→ **Listed records**:
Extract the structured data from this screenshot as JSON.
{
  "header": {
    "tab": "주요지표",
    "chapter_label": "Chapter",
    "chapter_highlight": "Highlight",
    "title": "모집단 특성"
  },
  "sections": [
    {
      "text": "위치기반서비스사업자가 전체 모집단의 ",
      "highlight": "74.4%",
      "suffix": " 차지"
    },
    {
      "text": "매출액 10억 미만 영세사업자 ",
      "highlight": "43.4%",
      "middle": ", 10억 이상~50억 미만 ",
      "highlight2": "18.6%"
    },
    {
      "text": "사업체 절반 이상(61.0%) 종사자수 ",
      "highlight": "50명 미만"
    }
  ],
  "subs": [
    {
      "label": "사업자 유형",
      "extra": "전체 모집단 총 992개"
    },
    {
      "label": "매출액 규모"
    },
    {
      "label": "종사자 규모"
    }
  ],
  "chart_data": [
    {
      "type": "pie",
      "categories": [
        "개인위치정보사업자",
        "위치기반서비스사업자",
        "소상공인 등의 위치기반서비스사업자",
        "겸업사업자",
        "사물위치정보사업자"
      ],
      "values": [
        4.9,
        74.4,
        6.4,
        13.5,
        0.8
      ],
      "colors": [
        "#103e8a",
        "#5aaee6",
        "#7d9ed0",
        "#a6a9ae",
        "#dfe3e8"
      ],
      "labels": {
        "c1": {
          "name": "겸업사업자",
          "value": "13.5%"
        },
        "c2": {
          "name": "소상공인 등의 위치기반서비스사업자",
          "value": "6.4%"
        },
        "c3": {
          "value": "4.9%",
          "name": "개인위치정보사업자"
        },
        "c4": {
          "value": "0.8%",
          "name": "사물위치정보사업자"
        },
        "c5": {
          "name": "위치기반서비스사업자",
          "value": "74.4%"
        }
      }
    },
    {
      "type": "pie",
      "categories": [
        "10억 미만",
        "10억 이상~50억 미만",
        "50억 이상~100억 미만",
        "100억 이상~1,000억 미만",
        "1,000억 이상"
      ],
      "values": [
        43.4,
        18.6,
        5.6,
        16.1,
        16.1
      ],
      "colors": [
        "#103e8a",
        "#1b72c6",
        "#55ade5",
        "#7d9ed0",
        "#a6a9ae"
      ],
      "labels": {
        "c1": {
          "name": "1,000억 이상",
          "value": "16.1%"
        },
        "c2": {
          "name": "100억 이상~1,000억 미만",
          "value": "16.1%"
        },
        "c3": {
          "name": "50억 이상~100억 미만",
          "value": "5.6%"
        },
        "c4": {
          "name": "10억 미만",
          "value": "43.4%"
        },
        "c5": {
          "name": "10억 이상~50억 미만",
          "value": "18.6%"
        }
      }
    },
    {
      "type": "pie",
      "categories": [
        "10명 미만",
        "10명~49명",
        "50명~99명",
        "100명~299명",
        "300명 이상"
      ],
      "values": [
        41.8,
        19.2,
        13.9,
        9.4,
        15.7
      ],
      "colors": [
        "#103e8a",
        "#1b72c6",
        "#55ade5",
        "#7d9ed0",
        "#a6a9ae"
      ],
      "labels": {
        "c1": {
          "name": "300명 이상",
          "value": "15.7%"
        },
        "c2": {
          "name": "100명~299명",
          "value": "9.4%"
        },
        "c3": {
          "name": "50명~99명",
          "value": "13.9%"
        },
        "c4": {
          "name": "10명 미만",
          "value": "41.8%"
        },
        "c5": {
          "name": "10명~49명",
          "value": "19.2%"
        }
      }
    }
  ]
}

→ **Task instructions**: Search the listing above for the string "소상공인". Copy every line that contains it.

→ **Answer to the task**:
        "소상공인 등의 위치기반서비스사업자",
          "name": "소상공인 등의 위치기반서비스사업자",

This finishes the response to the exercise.